* **Written exercise**
Below you will find a set of lines. Repeat them all exactly.

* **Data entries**

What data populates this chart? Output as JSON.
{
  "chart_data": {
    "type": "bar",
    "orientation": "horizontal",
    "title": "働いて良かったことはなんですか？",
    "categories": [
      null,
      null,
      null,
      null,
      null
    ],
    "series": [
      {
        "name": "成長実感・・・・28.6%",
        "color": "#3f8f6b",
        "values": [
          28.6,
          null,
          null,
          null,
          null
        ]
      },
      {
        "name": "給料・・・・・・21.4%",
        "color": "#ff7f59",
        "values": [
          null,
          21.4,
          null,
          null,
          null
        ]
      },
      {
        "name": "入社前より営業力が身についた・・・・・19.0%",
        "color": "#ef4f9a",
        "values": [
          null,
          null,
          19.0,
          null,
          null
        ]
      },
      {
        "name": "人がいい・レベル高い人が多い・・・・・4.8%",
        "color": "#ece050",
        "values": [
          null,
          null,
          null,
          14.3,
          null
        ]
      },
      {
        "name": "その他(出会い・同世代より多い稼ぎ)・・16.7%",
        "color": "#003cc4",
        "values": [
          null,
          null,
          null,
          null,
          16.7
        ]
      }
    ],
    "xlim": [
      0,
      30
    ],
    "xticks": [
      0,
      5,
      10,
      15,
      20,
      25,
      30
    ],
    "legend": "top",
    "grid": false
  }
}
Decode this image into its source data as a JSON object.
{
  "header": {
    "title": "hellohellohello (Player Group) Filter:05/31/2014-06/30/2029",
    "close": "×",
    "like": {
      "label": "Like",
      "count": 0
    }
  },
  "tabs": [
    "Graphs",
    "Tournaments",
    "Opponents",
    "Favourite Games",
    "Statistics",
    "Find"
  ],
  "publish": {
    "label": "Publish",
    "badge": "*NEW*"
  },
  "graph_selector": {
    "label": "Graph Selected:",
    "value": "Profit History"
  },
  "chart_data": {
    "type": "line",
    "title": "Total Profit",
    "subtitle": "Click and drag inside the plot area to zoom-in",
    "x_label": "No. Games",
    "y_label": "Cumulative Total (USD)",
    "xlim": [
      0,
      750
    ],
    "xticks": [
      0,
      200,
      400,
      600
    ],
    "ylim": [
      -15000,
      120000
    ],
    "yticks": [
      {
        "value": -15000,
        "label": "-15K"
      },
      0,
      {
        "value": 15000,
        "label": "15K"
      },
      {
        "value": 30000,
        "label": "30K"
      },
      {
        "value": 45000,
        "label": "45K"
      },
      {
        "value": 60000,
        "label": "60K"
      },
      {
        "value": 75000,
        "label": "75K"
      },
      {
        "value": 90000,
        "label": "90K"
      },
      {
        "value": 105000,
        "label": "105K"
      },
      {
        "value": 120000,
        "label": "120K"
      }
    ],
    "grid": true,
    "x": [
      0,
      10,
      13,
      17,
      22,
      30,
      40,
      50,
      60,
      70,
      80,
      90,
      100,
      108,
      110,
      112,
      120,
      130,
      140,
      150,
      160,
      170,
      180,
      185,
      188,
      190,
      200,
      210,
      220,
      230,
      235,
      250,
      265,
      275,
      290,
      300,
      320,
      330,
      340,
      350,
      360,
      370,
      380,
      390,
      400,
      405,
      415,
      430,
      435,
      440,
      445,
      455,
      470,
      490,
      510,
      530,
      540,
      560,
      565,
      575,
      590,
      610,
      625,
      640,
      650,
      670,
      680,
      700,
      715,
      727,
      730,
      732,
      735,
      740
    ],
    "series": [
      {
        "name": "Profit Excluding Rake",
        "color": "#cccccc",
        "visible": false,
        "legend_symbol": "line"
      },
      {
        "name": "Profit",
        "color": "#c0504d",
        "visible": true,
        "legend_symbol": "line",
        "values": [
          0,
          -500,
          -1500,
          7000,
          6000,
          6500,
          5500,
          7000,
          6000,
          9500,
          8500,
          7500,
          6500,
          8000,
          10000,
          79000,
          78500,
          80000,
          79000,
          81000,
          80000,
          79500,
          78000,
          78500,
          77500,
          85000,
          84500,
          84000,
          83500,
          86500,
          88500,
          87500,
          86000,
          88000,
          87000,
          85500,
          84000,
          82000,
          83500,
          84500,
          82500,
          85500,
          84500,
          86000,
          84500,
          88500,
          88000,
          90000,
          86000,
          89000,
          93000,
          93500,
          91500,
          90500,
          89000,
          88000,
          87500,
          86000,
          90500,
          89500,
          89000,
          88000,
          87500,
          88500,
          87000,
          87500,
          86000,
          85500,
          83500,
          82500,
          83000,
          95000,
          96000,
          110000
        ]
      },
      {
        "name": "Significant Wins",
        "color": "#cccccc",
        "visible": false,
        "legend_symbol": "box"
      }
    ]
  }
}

* **Final result**
What data populates this chart? Output as JSON.
{
  "chart_data": {
    "type": "bar",
    "orientation": "horizontal",
    "title": "働いて良かったことはなんですか？",
    "categories": [
      null,
      null,
      null,
      null,
      null
    ],
    "series": [
      {
        "name": "成長実感・・・・28.6%",
        "color": "#3f8f6b",
        "values": [
          28.6,
          null,
          null,
          null,
          null
        ]
      },
      {
        "name": "給料・・・・・・21.4%",
        "color": "#ff7f59",
        "values": [
          null,
          21.4,
          null,
          null,
          null
        ]
      },
      {
        "name": "入社前より営業力が身についた・・・・・19.0%",
        "color": "#ef4f9a",
        "values": [
          null,
          null,
          19.0,
          null,
          null
        ]
      },
      {
        "name": "人がいい・レベル高い人が多い・・・・・4.8%",
        "color": "#ece050",
        "values": [
          null,
          null,
          null,
          14.3,
          null
        ]
      },
      {
        "name": "その他(出会い・同世代より多い稼ぎ)・・16.7%",
        "color": "#003cc4",
        "values": [
          null,
          null,
          null,
          null,
          16.7
        ]
      }
    ],
    "xlim": [
      0,
      30
    ],
    "xticks": [
      0,
      5,
      10,
      15,
      20,
      25,
      30
    ],
    "legend": "top",
    "grid": false
  }
}
Decode this image into its source data as a JSON object.
{
  "header": {
    "title": "hellohellohello (Player Group) Filter:05/31/2014-06/30/2029",
    "close": "×",
    "like": {
      "label": "Like",
      "count": 0
    }
  },
  "tabs": [
    "Graphs",
    "Tournaments",
    "Opponents",
    "Favourite Games",
    "Statistics",
    "Find"
  ],
  "publish": {
    "label": "Publish",
    "badge": "*NEW*"
  },
  "graph_selector": {
    "label": "Graph Selected:",
    "value": "Profit History"
  },
  "chart_data": {
    "type": "line",
    "title": "Total Profit",
    "subtitle": "Click and drag inside the plot area to zoom-in",
    "x_label": "No. Games",
    "y_label": "Cumulative Total (USD)",
    "xlim": [
      0,
      750
    ],
    "xticks": [
      0,
      200,
      400,
      600
    ],
    "ylim": [
      -15000,
      120000
    ],
    "yticks": [
      {
        "value": -15000,
        "label": "-15K"
      },
      0,
      {
        "value": 15000,
        "label": "15K"
      },
      {
        "value": 30000,
        "label": "30K"
      },
      {
        "value": 45000,
        "label": "45K"
      },
      {
        "value": 60000,
        "label": "60K"
      },
      {
        "value": 75000,
        "label": "75K"
      },
      {
        "value": 90000,
        "label": "90K"
      },
      {
        "value": 105000,
        "label": "105K"
      },
      {
        "value": 120000,
        "label": "120K"
      }
    ],
    "grid": true,
    "x": [
      0,
      10,
      13,
      17,
      22,
      30,
      40,
      50,
      60,
      70,
      80,
      90,
      100,
      108,
      110,
      112,
      120,
      130,
      140,
      150,
      160,
      170,
      180,
      185,
      188,
      190,
      200,
      210,
      220,
      230,
      235,
      250,
      265,
      275,
      290,
      300,
      320,
      330,
      340,
      350,
      360,
      370,
      380,
      390,
      400,
      405,
      415,
      430,
      435,
      440,
      445,
      455,
      470,
      490,
      510,
      530,
      540,
      560,
      565,
      575,
      590,
      610,
      625,
      640,
      650,
      670,
      680,
      700,
      715,
      727,
      730,
      732,
      735,
      740
    ],
    "series": [
      {
        "name": "Profit Excluding Rake",
        "color": "#cccccc",
        "visible": false,
        "legend_symbol": "line"
      },
      {
        "name": "Profit",
        "color": "#c0504d",
        "visible": true,
        "legend_symbol": "line",
        "values": [
          0,
          -500,
          -1500,
          7000,
          6000,
          6500,
          5500,
          7000,
          6000,
          9500,
          8500,
          7500,
          6500,
          8000,
          10000,
          79000,
          78500,
          80000,
          79000,
          81000,
          80000,
          79500,
          78000,
          78500,
          77500,
          85000,
          84500,
          84000,
          83500,
          86500,
          88500,
          87500,
          86000,
          88000,
          87000,
          85500,
          84000,
          82000,
          83500,
          84500,
          82500,
          85500,
          84500,
          86000,
          84500,
          88500,
          88000,
          90000,
          86000,
          89000,
          93000,
          93500,
          91500,
          90500,
          89000,
          88000,
          87500,
          86000,
          90500,
          89500,
          89000,
          88000,
          87500,
          88500,
          87000,
          87500,
          86000,
          85500,
          83500,
          82500,
          83000,
          95000,
          96000,
          110000
        ]
      },
      {
        "name": "Significant Wins",
        "color": "#cccccc",
        "visible": false,
        "legend_symbol": "box"
      }
    ]
  }
}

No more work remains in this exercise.